Figure dataset records
╔══

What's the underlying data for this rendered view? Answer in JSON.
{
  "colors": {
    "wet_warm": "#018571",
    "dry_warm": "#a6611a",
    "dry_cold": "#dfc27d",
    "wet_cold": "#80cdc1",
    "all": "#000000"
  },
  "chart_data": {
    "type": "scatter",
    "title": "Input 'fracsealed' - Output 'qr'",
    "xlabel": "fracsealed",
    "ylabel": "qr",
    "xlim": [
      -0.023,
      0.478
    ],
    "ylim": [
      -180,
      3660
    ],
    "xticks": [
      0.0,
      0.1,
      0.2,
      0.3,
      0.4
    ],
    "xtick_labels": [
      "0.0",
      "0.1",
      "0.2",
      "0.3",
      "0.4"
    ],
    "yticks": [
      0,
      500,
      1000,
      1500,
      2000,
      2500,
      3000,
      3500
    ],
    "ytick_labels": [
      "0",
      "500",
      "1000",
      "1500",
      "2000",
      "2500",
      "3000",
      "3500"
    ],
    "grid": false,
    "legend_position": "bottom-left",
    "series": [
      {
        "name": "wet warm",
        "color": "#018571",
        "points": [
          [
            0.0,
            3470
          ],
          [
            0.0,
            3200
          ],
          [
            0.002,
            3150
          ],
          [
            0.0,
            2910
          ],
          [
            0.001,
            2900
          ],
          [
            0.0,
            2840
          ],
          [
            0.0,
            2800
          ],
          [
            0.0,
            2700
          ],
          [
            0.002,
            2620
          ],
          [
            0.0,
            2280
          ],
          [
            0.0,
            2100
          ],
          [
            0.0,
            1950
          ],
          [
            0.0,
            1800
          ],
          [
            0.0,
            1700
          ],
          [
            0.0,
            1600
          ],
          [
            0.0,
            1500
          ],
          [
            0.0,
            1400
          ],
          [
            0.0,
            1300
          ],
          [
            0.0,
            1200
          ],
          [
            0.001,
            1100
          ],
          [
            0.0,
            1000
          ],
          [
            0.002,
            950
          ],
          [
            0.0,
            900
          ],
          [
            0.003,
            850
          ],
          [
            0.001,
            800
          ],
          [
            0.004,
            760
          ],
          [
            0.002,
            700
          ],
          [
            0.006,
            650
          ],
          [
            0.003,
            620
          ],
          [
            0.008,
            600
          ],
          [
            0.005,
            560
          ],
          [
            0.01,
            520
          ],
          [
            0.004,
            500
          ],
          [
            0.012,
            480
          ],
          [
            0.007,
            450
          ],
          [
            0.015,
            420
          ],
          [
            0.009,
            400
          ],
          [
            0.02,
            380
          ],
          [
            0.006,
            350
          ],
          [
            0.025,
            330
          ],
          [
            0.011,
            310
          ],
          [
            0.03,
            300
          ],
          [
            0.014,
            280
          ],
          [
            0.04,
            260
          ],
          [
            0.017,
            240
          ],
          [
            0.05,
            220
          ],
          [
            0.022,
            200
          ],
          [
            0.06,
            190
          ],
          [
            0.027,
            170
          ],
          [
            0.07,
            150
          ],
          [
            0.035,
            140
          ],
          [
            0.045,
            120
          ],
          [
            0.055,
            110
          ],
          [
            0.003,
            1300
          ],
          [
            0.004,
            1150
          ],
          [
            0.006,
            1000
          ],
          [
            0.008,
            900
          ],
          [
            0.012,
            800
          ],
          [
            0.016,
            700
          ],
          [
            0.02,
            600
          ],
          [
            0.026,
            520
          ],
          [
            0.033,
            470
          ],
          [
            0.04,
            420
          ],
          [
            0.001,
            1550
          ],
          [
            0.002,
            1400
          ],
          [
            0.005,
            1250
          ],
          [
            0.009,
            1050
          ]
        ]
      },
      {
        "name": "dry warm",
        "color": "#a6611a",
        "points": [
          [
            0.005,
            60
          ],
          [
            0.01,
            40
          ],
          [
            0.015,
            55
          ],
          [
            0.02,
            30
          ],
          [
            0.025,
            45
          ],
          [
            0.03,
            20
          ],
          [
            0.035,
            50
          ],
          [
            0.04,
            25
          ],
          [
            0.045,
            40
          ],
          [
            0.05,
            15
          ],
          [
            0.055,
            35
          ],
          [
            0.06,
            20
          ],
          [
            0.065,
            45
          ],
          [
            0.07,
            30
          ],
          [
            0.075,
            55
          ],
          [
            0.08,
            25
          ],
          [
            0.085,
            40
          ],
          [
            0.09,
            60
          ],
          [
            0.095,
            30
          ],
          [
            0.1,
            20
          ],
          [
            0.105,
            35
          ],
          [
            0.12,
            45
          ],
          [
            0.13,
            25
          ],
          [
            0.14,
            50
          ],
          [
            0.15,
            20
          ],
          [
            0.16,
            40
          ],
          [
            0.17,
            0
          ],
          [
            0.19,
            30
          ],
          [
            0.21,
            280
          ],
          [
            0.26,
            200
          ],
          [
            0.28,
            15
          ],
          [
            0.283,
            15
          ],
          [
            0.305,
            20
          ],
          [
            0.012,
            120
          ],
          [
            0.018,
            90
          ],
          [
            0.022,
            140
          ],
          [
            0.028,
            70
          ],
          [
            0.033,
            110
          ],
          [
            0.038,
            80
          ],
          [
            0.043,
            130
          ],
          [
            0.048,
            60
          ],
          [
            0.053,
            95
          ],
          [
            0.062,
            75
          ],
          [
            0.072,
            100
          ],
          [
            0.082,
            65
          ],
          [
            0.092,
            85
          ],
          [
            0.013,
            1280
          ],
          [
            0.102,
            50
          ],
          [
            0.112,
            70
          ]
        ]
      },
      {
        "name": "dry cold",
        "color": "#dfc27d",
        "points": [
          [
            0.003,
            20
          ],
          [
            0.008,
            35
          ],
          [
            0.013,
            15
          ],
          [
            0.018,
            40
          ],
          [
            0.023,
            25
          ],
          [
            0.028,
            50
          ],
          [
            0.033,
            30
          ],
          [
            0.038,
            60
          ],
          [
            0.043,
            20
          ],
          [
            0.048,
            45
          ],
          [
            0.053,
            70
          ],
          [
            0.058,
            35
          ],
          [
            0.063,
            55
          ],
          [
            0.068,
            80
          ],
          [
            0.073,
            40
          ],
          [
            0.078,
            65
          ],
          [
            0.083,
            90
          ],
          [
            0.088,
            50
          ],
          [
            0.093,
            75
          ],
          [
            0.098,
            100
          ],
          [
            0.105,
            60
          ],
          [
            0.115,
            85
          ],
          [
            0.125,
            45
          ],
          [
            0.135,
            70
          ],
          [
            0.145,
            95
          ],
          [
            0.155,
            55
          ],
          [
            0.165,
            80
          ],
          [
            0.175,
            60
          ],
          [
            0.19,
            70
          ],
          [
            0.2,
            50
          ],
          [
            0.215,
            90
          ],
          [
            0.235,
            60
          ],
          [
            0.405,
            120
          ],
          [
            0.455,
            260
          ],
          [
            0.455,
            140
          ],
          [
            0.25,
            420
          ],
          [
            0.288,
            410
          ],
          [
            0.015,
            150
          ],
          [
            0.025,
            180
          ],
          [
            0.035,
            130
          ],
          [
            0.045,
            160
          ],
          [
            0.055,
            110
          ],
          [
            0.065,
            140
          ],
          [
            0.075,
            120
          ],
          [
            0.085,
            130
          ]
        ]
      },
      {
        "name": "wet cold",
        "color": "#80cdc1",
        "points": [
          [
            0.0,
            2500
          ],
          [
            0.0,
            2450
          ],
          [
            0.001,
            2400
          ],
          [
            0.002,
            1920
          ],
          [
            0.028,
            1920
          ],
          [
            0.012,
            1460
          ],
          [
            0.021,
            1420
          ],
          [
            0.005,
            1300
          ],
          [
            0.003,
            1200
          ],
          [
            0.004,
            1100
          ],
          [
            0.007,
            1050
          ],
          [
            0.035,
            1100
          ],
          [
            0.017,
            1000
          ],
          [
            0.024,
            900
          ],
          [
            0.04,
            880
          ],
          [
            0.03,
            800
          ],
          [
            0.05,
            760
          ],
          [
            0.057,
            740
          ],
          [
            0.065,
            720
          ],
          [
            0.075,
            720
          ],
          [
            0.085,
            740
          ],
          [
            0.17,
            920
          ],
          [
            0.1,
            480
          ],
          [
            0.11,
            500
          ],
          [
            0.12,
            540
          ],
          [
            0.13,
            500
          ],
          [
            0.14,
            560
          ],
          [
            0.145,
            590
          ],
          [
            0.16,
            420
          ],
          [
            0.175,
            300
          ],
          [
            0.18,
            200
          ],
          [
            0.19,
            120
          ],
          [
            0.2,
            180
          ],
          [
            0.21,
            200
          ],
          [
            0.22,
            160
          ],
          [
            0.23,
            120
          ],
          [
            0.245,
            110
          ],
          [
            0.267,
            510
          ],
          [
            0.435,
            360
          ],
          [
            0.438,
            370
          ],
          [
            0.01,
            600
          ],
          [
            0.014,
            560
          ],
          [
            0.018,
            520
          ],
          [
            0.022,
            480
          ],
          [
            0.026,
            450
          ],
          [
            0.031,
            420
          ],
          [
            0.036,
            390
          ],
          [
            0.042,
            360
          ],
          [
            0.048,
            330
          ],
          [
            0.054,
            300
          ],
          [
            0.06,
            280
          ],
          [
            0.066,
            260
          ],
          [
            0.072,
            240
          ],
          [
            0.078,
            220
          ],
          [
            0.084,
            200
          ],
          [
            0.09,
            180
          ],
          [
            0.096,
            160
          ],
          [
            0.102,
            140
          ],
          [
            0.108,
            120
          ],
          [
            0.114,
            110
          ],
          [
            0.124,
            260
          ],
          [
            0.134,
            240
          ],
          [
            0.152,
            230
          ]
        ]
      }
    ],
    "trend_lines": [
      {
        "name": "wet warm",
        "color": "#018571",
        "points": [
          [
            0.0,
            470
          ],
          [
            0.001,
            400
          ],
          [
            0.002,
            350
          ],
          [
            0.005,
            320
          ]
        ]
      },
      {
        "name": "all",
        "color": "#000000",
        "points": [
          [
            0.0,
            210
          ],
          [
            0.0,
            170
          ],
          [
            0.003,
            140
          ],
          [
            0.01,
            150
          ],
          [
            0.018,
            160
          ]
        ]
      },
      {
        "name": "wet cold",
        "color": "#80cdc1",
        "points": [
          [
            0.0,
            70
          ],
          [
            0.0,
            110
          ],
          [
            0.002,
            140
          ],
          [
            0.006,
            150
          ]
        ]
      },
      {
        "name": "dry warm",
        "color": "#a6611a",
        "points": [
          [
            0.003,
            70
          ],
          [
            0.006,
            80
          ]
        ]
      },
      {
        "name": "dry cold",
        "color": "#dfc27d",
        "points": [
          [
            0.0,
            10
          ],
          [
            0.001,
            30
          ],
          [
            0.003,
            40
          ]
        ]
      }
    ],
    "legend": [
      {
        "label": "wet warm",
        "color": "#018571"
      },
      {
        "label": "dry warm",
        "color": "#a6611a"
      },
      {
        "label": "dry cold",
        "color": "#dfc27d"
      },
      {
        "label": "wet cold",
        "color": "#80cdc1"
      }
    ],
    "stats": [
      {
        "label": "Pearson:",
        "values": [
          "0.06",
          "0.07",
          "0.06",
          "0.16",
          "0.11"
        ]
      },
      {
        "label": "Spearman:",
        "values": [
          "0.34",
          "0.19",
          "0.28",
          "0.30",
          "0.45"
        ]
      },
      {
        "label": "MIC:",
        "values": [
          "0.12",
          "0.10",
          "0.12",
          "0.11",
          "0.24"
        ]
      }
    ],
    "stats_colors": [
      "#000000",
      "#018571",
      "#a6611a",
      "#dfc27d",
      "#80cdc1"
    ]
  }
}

╚══

» **The problem**: Select every line in the records above that contains the word "fracsealed".

» **Task answer**:
    "title": "Input 'fracsealed' - Output 'qr'",
    "xlabel": "fracsealed",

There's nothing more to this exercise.